▸ **DATA SUPPLIED**:
----
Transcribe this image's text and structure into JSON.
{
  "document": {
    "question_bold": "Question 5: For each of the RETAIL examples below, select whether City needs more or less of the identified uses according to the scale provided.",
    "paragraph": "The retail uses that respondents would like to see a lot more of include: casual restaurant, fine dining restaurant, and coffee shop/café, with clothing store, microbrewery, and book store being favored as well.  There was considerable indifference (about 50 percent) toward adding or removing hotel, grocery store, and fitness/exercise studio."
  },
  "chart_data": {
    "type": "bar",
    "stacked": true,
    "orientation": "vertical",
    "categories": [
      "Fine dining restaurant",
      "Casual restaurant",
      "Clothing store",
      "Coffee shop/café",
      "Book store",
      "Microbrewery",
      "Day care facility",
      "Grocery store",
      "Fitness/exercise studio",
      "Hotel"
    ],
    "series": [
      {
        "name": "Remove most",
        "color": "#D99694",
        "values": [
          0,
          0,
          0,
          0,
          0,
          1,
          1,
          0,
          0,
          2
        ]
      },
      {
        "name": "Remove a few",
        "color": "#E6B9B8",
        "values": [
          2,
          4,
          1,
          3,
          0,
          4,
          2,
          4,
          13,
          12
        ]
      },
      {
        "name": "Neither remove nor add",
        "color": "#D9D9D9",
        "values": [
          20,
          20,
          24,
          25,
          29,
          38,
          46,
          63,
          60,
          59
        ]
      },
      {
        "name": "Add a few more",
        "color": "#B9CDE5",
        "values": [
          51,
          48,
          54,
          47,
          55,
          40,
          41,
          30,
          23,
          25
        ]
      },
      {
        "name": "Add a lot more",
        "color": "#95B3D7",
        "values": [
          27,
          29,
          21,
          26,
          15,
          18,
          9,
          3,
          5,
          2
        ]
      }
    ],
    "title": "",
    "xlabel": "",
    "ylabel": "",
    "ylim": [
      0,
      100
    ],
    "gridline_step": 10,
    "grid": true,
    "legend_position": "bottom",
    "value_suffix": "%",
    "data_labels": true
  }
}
----
Type out the full listing again, exactly as given.

Transcribe this image's text and structure into JSON.
{
  "document": {
    "question_bold": "Question 5: For each of the RETAIL examples below, select whether City needs more or less of the identified uses according to the scale provided.",
    "paragraph": "The retail uses that respondents would like to see a lot more of include: casual restaurant, fine dining restaurant, and coffee shop/café, with clothing store, microbrewery, and book store being favored as well.  There was considerable indifference (about 50 percent) toward adding or removing hotel, grocery store, and fitness/exercise studio."
  },
  "chart_data": {
    "type": "bar",
    "stacked": true,
    "orientation": "vertical",
    "categories": [
      "Fine dining restaurant",
      "Casual restaurant",
      "Clothing store",
      "Coffee shop/café",
      "Book store",
      "Microbrewery",
      "Day care facility",
      "Grocery store",
      "Fitness/exercise studio",
      "Hotel"
    ],
    "series": [
      {
        "name": "Remove most",
        "color": "#D99694",
        "values": [
          0,
          0,
          0,
          0,
          0,
          1,
          1,
          0,
          0,
          2
        ]
      },
      {
        "name": "Remove a few",
        "color": "#E6B9B8",
        "values": [
          2,
          4,
          1,
          3,
          0,
          4,
          2,
          4,
          13,
          12
        ]
      },
      {
        "name": "Neither remove nor add",
        "color": "#D9D9D9",
        "values": [
          20,
          20,
          24,
          25,
          29,
          38,
          46,
          63,
          60,
          59
        ]
      },
      {
        "name": "Add a few more",
        "color": "#B9CDE5",
        "values": [
          51,
          48,
          54,
          47,
          55,
          40,
          41,
          30,
          23,
          25
        ]
      },
      {
        "name": "Add a lot more",
        "color": "#95B3D7",
        "values": [
          27,
          29,
          21,
          26,
          15,
          18,
          9,
          3,
          5,
          2
        ]
      }
    ],
    "title": "",
    "xlabel": "",
    "ylabel": "",
    "ylim": [
      0,
      100
    ],
    "gridline_step": 10,
    "grid": true,
    "legend_position": "bottom",
    "value_suffix": "%",
    "data_labels": true
  }
}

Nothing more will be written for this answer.